→ WHAT NEEDS TO BE DONE:
Take every line where the string "göre" appears and copy it.

→ Data records:
»»
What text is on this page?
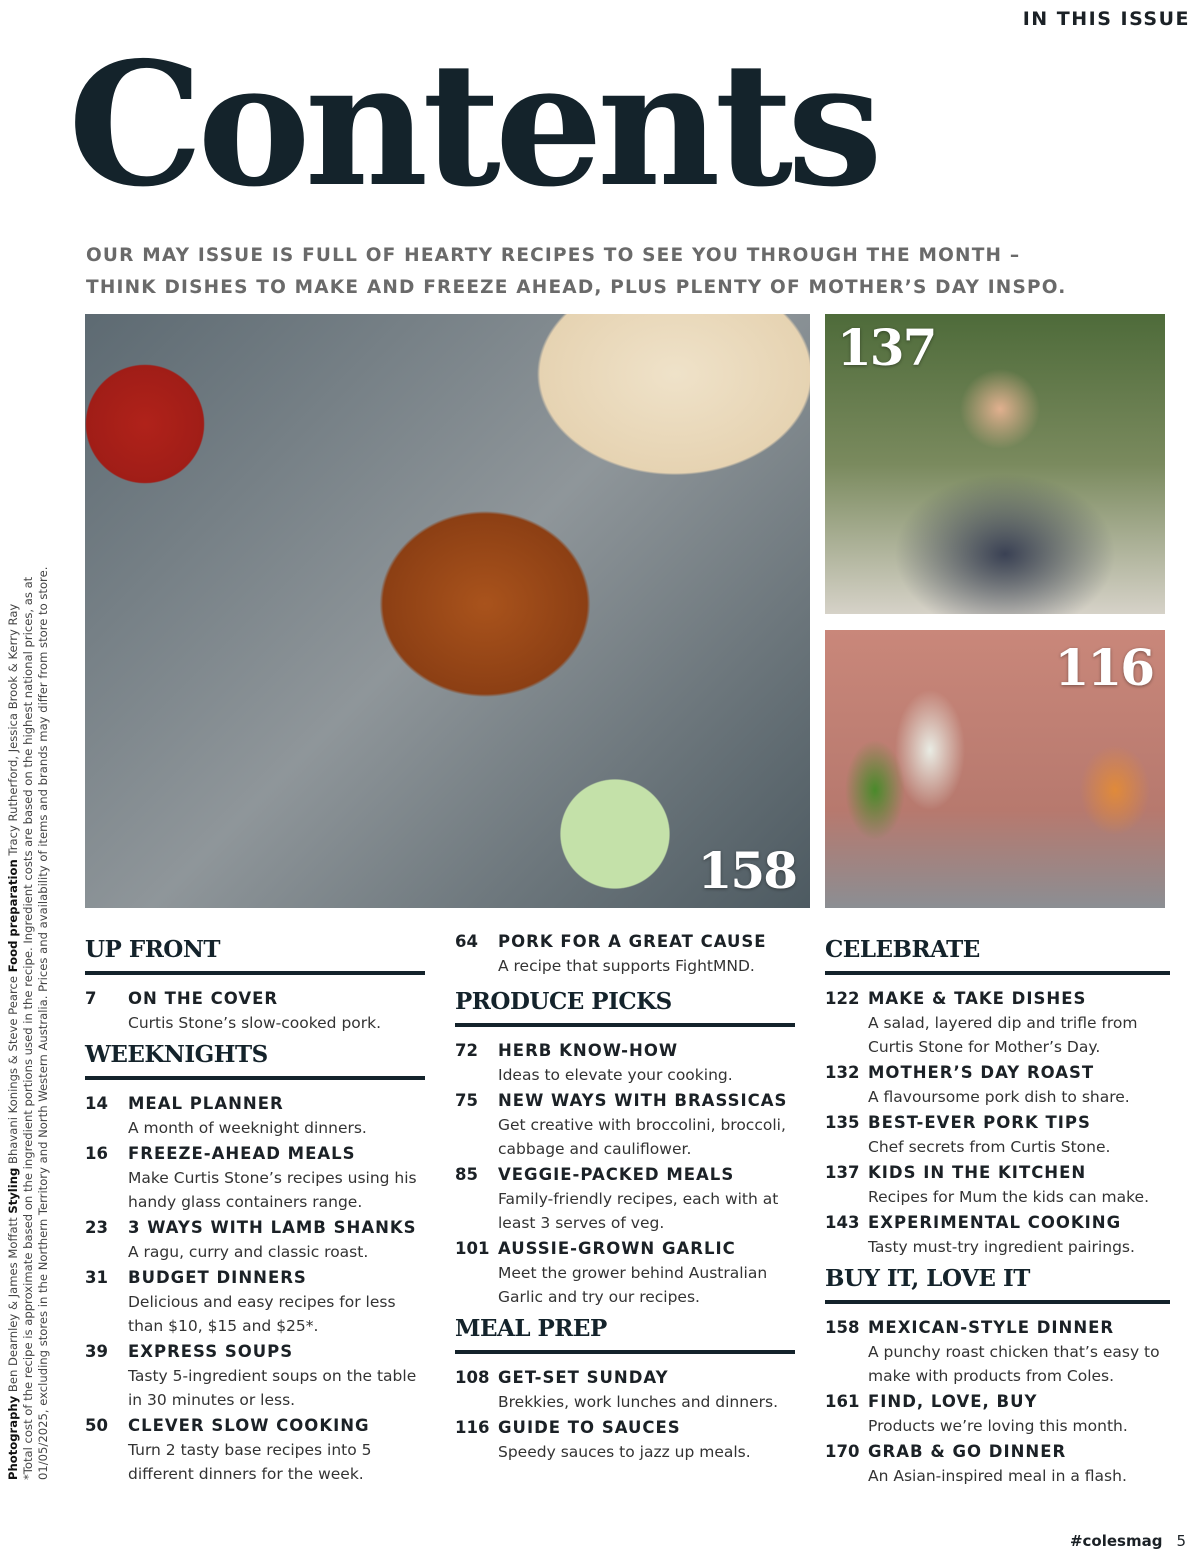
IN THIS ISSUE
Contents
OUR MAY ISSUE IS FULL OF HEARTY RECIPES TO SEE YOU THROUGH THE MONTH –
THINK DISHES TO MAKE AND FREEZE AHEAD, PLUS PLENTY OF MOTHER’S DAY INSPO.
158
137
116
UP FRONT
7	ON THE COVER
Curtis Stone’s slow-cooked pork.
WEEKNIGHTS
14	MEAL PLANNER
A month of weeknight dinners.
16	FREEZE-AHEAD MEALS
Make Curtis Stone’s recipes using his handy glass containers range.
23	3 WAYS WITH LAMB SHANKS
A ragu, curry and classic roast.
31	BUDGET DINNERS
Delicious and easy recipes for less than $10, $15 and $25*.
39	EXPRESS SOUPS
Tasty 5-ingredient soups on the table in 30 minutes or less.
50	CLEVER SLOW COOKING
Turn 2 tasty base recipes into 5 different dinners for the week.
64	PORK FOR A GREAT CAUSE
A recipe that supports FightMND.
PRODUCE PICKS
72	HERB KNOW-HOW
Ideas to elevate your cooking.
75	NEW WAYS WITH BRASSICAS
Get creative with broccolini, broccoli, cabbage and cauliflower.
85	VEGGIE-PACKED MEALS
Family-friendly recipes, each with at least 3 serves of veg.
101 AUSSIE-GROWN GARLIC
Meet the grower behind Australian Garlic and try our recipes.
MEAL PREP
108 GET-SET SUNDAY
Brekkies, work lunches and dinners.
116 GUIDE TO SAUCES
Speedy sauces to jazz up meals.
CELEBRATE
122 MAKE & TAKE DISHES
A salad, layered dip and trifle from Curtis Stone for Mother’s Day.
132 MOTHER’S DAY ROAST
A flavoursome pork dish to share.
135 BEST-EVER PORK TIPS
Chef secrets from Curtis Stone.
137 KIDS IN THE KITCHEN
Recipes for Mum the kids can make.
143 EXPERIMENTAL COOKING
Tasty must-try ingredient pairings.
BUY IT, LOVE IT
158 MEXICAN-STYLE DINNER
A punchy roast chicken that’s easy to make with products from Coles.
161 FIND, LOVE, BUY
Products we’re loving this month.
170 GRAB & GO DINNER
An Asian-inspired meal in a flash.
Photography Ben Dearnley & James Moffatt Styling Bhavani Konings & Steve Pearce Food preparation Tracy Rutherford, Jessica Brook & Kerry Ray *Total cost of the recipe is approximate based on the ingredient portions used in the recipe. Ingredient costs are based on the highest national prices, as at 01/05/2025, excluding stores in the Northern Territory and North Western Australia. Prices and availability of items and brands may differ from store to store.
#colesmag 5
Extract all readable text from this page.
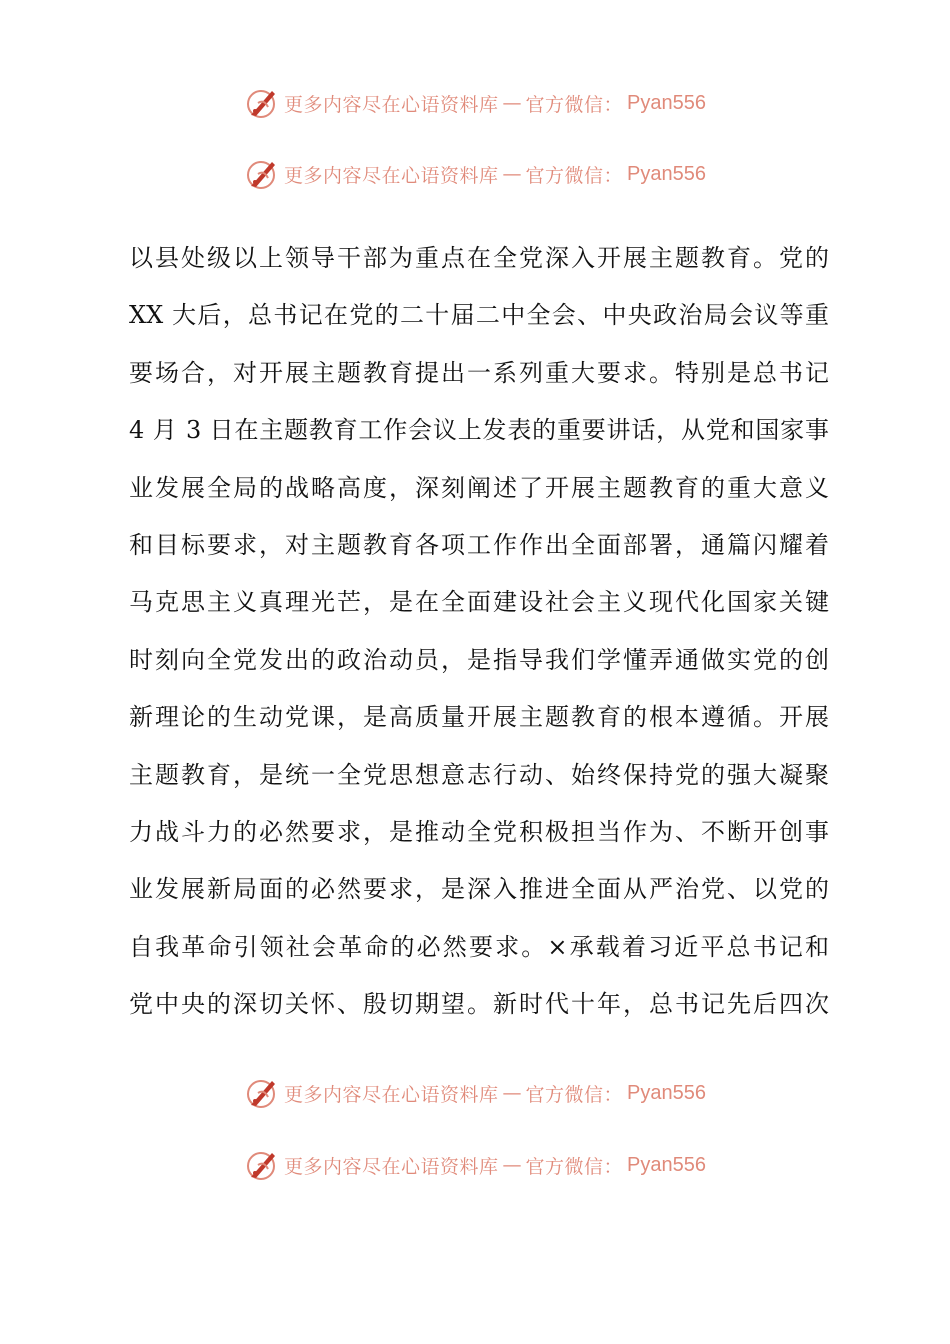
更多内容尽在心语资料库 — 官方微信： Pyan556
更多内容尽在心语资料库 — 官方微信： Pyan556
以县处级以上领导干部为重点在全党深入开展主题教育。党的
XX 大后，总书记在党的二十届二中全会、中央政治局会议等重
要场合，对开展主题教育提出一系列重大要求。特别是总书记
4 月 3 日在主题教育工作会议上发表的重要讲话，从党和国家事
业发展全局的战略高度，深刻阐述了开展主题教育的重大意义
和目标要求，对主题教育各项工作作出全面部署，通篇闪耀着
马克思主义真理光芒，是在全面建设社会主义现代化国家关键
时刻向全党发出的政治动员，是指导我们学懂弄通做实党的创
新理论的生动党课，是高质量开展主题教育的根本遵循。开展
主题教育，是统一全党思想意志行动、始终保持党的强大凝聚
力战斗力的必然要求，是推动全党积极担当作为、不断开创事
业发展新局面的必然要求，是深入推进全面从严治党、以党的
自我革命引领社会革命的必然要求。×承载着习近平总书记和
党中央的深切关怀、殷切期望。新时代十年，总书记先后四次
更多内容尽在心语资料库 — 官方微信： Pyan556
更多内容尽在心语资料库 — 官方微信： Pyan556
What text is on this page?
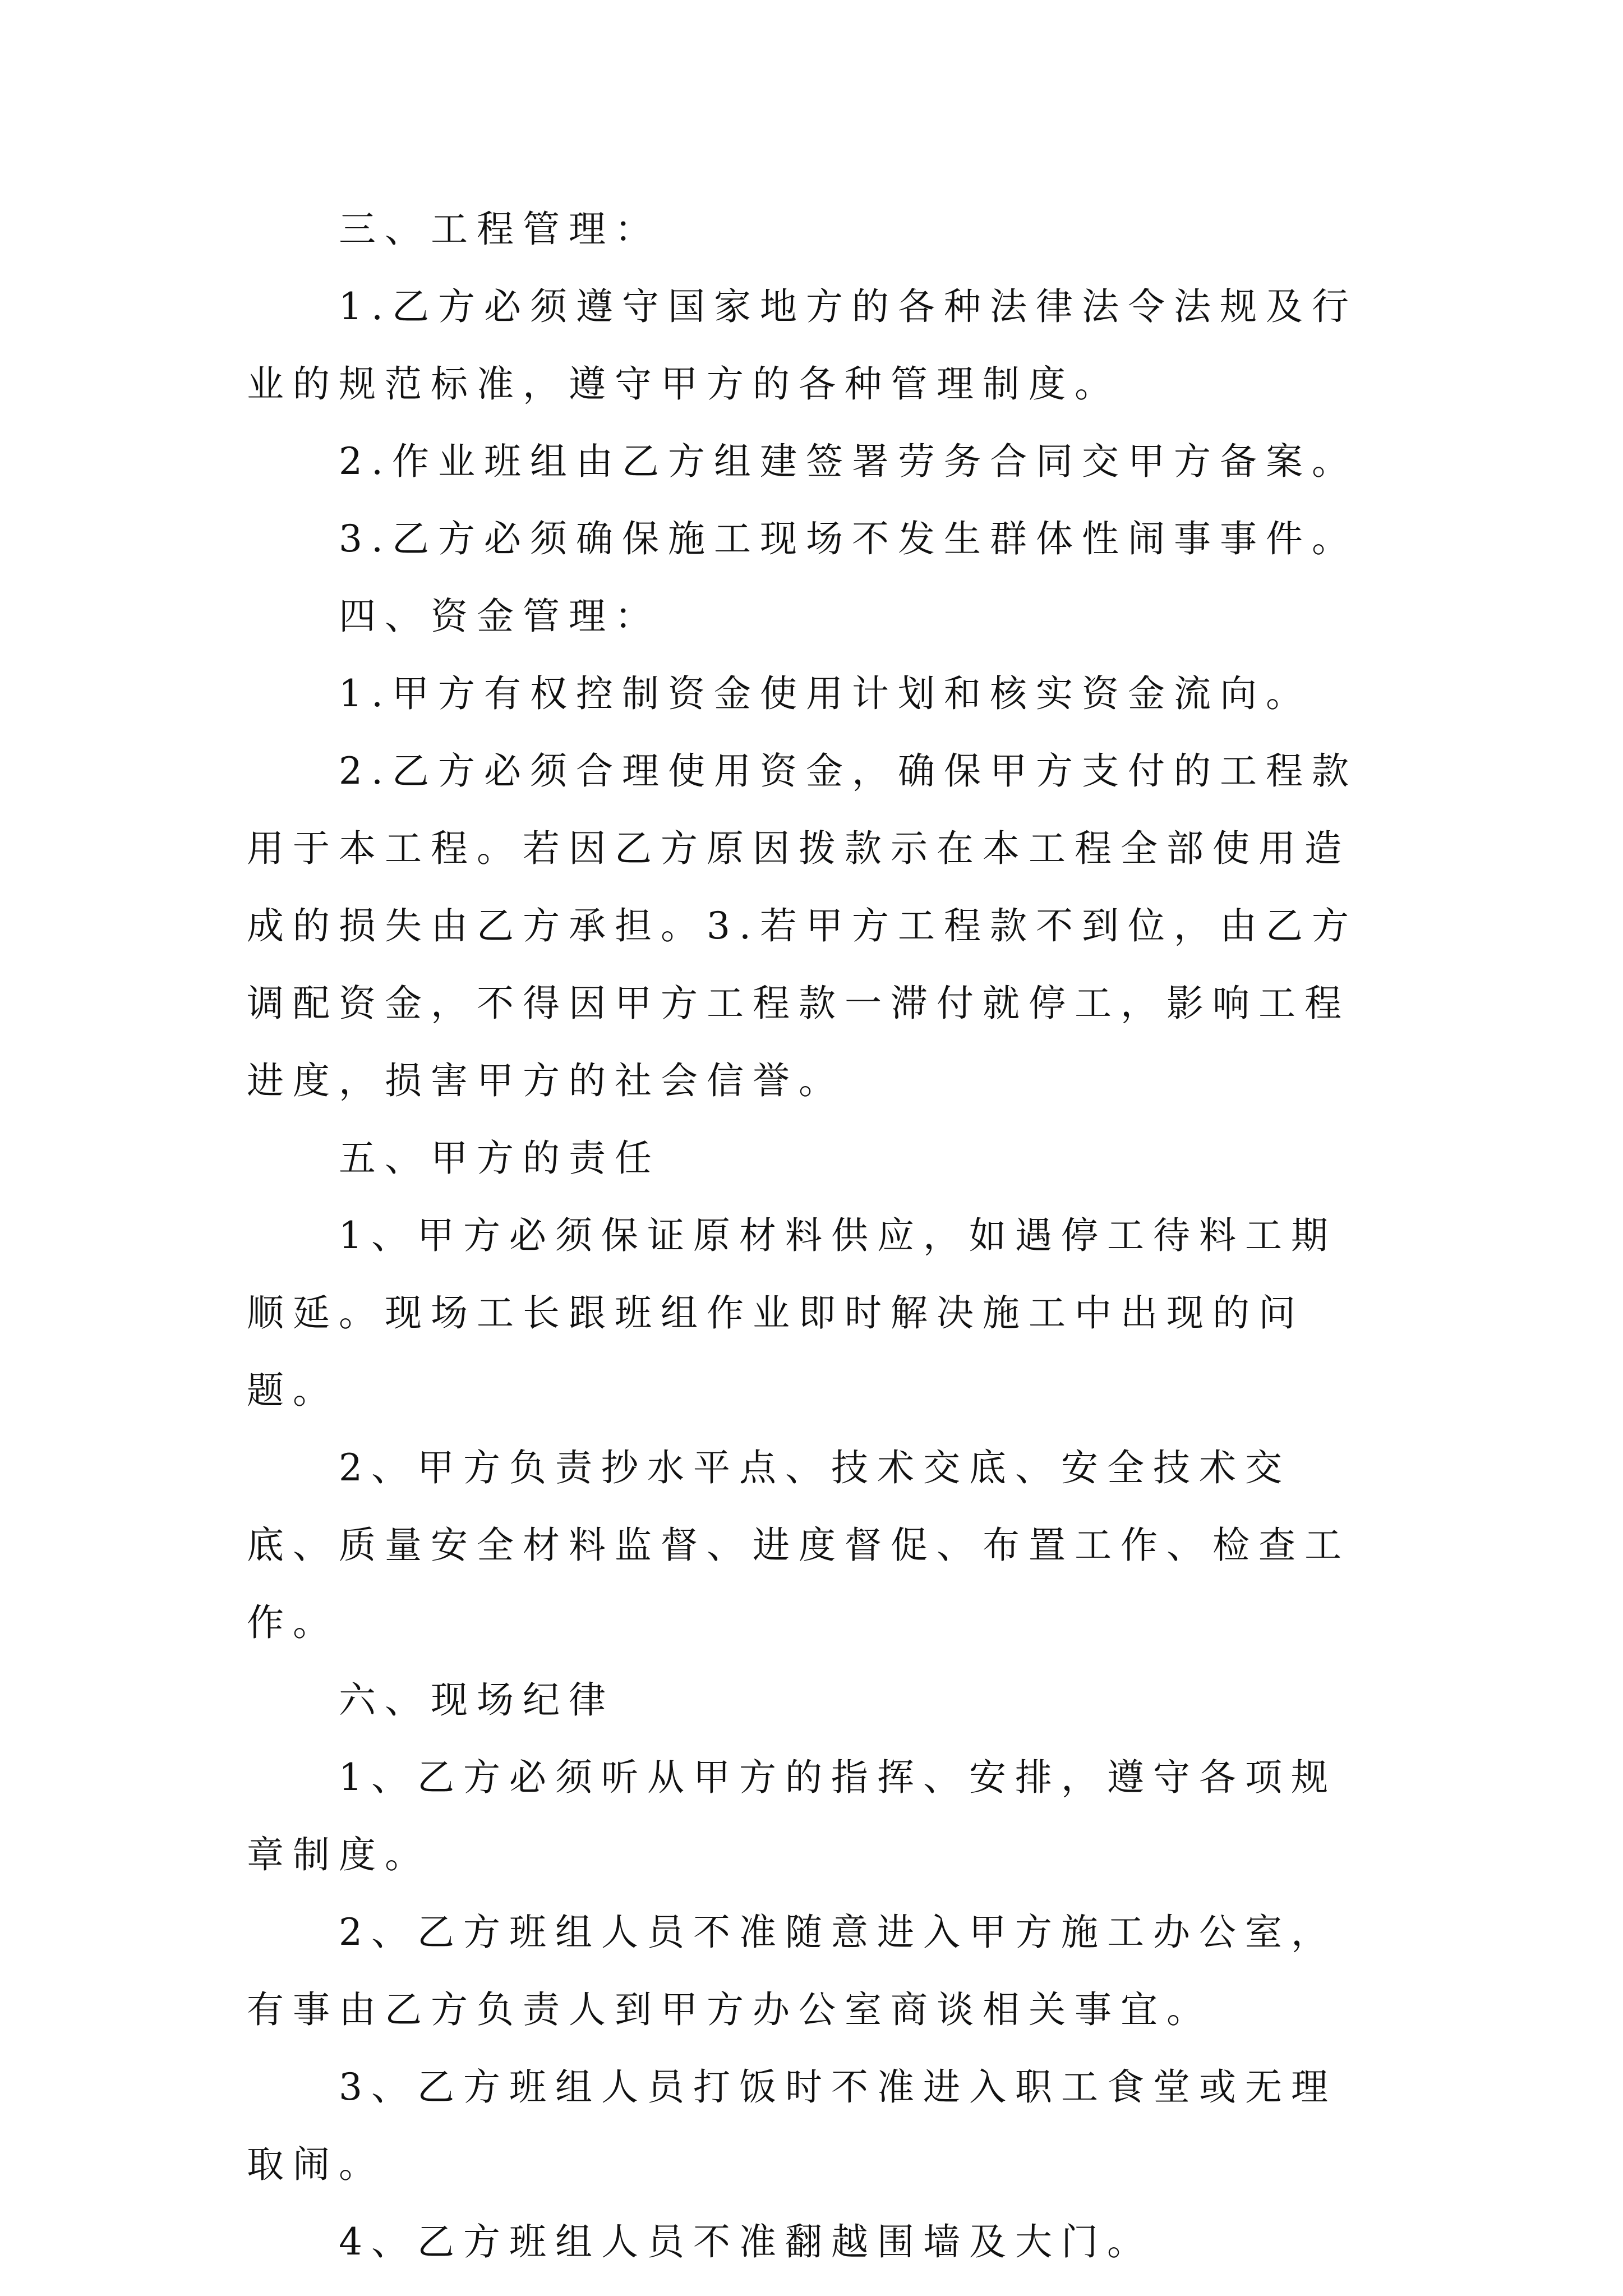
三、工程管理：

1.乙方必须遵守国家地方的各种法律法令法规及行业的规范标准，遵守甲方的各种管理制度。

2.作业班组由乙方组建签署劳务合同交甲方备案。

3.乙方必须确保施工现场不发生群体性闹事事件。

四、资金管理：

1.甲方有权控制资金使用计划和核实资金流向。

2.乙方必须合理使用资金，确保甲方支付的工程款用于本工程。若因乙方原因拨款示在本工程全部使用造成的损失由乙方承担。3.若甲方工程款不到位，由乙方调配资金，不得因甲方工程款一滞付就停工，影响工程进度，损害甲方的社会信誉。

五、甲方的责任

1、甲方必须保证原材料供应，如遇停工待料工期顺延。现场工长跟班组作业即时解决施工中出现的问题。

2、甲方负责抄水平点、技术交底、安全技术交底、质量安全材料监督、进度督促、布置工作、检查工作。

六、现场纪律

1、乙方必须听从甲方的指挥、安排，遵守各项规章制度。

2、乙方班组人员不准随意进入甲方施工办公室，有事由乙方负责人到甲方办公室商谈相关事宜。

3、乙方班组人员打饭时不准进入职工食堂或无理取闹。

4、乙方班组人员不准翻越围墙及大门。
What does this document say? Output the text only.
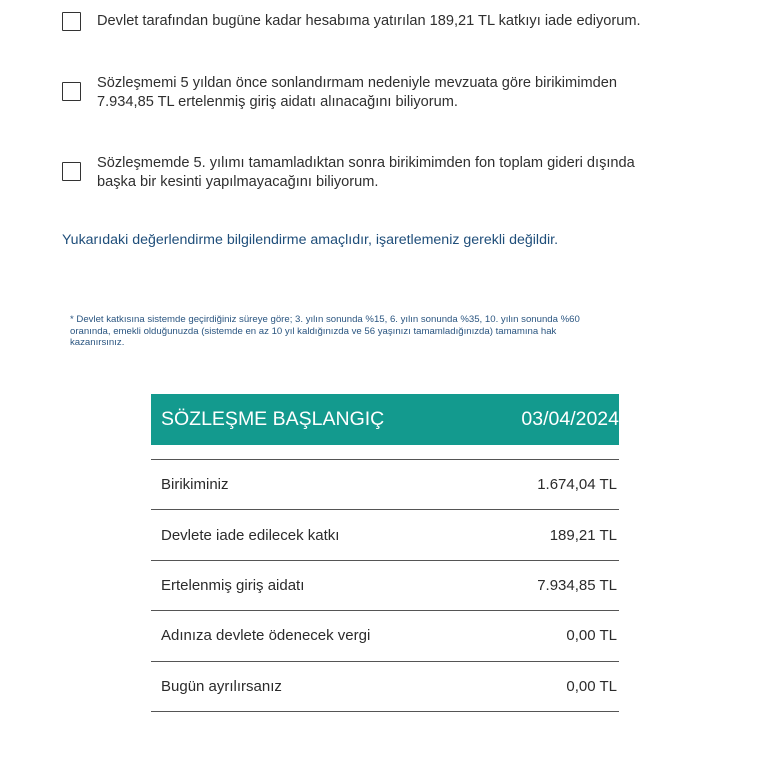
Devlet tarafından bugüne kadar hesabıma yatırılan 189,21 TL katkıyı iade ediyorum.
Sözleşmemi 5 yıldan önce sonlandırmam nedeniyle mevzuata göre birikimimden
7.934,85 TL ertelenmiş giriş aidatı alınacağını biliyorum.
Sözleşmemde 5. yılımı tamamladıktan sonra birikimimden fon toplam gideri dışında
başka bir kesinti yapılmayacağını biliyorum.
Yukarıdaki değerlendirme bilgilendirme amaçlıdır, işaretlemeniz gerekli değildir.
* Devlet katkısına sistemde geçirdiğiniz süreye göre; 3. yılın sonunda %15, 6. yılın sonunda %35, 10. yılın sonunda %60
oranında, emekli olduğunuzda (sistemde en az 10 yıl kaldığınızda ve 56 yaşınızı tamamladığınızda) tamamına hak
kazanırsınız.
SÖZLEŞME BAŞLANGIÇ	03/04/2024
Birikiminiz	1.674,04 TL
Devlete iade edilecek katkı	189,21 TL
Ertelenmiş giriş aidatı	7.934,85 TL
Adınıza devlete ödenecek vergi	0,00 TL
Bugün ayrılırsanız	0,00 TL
««
→ EXPECTED ANSWER:
Sözleşmemi 5 yıldan önce sonlandırmam nedeniyle mevzuata göre birikimimden
* Devlet katkısına sistemde geçirdiğiniz süreye göre; 3. yılın sonunda %15, 6. yılın sonunda %35, 10. yılın sonunda %60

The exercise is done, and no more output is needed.